▶ **TO DO**:
Return the whole listing exactly as it stands.

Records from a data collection
★ ★ ★ ★ ★

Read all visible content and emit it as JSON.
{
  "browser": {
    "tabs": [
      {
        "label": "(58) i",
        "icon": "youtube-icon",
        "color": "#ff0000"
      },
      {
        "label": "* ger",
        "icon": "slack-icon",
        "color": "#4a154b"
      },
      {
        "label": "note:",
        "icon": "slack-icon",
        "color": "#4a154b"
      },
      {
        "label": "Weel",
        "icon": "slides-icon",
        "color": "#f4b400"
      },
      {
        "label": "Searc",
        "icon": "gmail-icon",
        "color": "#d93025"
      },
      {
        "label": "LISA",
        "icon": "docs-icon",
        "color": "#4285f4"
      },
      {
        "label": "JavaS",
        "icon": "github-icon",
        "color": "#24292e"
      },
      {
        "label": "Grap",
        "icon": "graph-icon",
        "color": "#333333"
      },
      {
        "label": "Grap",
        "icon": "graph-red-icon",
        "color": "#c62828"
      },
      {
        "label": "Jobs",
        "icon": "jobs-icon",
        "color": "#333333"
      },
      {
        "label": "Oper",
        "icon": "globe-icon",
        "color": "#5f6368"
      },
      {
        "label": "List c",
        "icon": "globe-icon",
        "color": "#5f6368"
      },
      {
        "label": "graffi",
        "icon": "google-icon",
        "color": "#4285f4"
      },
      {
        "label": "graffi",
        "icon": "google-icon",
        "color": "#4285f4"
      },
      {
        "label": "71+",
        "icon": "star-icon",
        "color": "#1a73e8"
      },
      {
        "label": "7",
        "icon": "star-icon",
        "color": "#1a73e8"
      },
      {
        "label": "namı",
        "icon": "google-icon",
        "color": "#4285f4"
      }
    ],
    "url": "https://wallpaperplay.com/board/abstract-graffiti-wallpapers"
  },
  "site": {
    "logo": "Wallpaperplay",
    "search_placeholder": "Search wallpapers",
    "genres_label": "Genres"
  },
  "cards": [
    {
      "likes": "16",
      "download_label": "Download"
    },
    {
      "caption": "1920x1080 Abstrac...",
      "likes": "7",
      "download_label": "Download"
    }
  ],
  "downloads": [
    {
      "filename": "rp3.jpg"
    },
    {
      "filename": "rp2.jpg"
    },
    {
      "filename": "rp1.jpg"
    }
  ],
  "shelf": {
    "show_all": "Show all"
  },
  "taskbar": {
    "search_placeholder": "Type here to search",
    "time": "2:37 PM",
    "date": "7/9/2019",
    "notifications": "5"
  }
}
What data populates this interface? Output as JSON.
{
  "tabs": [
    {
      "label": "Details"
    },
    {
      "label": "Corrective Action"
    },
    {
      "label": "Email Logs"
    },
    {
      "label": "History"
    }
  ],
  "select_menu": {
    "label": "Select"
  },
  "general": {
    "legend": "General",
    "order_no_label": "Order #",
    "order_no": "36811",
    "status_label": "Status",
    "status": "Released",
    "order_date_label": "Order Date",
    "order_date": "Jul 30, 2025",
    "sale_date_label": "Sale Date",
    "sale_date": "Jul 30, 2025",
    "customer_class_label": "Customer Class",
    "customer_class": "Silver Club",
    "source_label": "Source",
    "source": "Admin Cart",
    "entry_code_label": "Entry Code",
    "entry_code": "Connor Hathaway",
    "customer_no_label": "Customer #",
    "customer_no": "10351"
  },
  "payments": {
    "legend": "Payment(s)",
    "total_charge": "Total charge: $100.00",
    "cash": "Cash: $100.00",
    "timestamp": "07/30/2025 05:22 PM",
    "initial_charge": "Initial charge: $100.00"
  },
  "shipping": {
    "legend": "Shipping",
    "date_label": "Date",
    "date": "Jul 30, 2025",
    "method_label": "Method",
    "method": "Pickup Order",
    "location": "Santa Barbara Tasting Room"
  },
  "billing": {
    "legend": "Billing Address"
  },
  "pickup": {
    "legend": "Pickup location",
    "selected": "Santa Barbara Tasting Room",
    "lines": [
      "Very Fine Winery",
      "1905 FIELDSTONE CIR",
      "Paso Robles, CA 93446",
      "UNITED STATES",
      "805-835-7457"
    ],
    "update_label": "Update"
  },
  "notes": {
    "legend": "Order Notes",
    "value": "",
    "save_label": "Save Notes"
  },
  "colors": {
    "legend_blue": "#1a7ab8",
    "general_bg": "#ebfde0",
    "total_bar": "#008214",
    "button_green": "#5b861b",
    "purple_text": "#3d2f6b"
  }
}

★ ★ ★ ★ ★

▶ **WORKED SOLUTION**:
Read all visible content and emit it as JSON.
{
  "browser": {
    "tabs": [
      {
        "label": "(58) i",
        "icon": "youtube-icon",
        "color": "#ff0000"
      },
      {
        "label": "* ger",
        "icon": "slack-icon",
        "color": "#4a154b"
      },
      {
        "label": "note:",
        "icon": "slack-icon",
        "color": "#4a154b"
      },
      {
        "label": "Weel",
        "icon": "slides-icon",
        "color": "#f4b400"
      },
      {
        "label": "Searc",
        "icon": "gmail-icon",
        "color": "#d93025"
      },
      {
        "label": "LISA",
        "icon": "docs-icon",
        "color": "#4285f4"
      },
      {
        "label": "JavaS",
        "icon": "github-icon",
        "color": "#24292e"
      },
      {
        "label": "Grap",
        "icon": "graph-icon",
        "color": "#333333"
      },
      {
        "label": "Grap",
        "icon": "graph-red-icon",
        "color": "#c62828"
      },
      {
        "label": "Jobs",
        "icon": "jobs-icon",
        "color": "#333333"
      },
      {
        "label": "Oper",
        "icon": "globe-icon",
        "color": "#5f6368"
      },
      {
        "label": "List c",
        "icon": "globe-icon",
        "color": "#5f6368"
      },
      {
        "label": "graffi",
        "icon": "google-icon",
        "color": "#4285f4"
      },
      {
        "label": "graffi",
        "icon": "google-icon",
        "color": "#4285f4"
      },
      {
        "label": "71+",
        "icon": "star-icon",
        "color": "#1a73e8"
      },
      {
        "label": "7",
        "icon": "star-icon",
        "color": "#1a73e8"
      },
      {
        "label": "namı",
        "icon": "google-icon",
        "color": "#4285f4"
      }
    ],
    "url": "https://wallpaperplay.com/board/abstract-graffiti-wallpapers"
  },
  "site": {
    "logo": "Wallpaperplay",
    "search_placeholder": "Search wallpapers",
    "genres_label": "Genres"
  },
  "cards": [
    {
      "likes": "16",
      "download_label": "Download"
    },
    {
      "caption": "1920x1080 Abstrac...",
      "likes": "7",
      "download_label": "Download"
    }
  ],
  "downloads": [
    {
      "filename": "rp3.jpg"
    },
    {
      "filename": "rp2.jpg"
    },
    {
      "filename": "rp1.jpg"
    }
  ],
  "shelf": {
    "show_all": "Show all"
  },
  "taskbar": {
    "search_placeholder": "Type here to search",
    "time": "2:37 PM",
    "date": "7/9/2019",
    "notifications": "5"
  }
}
What data populates this interface? Output as JSON.
{
  "tabs": [
    {
      "label": "Details"
    },
    {
      "label": "Corrective Action"
    },
    {
      "label": "Email Logs"
    },
    {
      "label": "History"
    }
  ],
  "select_menu": {
    "label": "Select"
  },
  "general": {
    "legend": "General",
    "order_no_label": "Order #",
    "order_no": "36811",
    "status_label": "Status",
    "status": "Released",
    "order_date_label": "Order Date",
    "order_date": "Jul 30, 2025",
    "sale_date_label": "Sale Date",
    "sale_date": "Jul 30, 2025",
    "customer_class_label": "Customer Class",
    "customer_class": "Silver Club",
    "source_label": "Source",
    "source": "Admin Cart",
    "entry_code_label": "Entry Code",
    "entry_code": "Connor Hathaway",
    "customer_no_label": "Customer #",
    "customer_no": "10351"
  },
  "payments": {
    "legend": "Payment(s)",
    "total_charge": "Total charge: $100.00",
    "cash": "Cash: $100.00",
    "timestamp": "07/30/2025 05:22 PM",
    "initial_charge": "Initial charge: $100.00"
  },
  "shipping": {
    "legend": "Shipping",
    "date_label": "Date",
    "date": "Jul 30, 2025",
    "method_label": "Method",
    "method": "Pickup Order",
    "location": "Santa Barbara Tasting Room"
  },
  "billing": {
    "legend": "Billing Address"
  },
  "pickup": {
    "legend": "Pickup location",
    "selected": "Santa Barbara Tasting Room",
    "lines": [
      "Very Fine Winery",
      "1905 FIELDSTONE CIR",
      "Paso Robles, CA 93446",
      "UNITED STATES",
      "805-835-7457"
    ],
    "update_label": "Update"
  },
  "notes": {
    "legend": "Order Notes",
    "value": "",
    "save_label": "Save Notes"
  },
  "colors": {
    "legend_blue": "#1a7ab8",
    "general_bg": "#ebfde0",
    "total_bar": "#008214",
    "button_green": "#5b861b",
    "purple_text": "#3d2f6b"
  }
}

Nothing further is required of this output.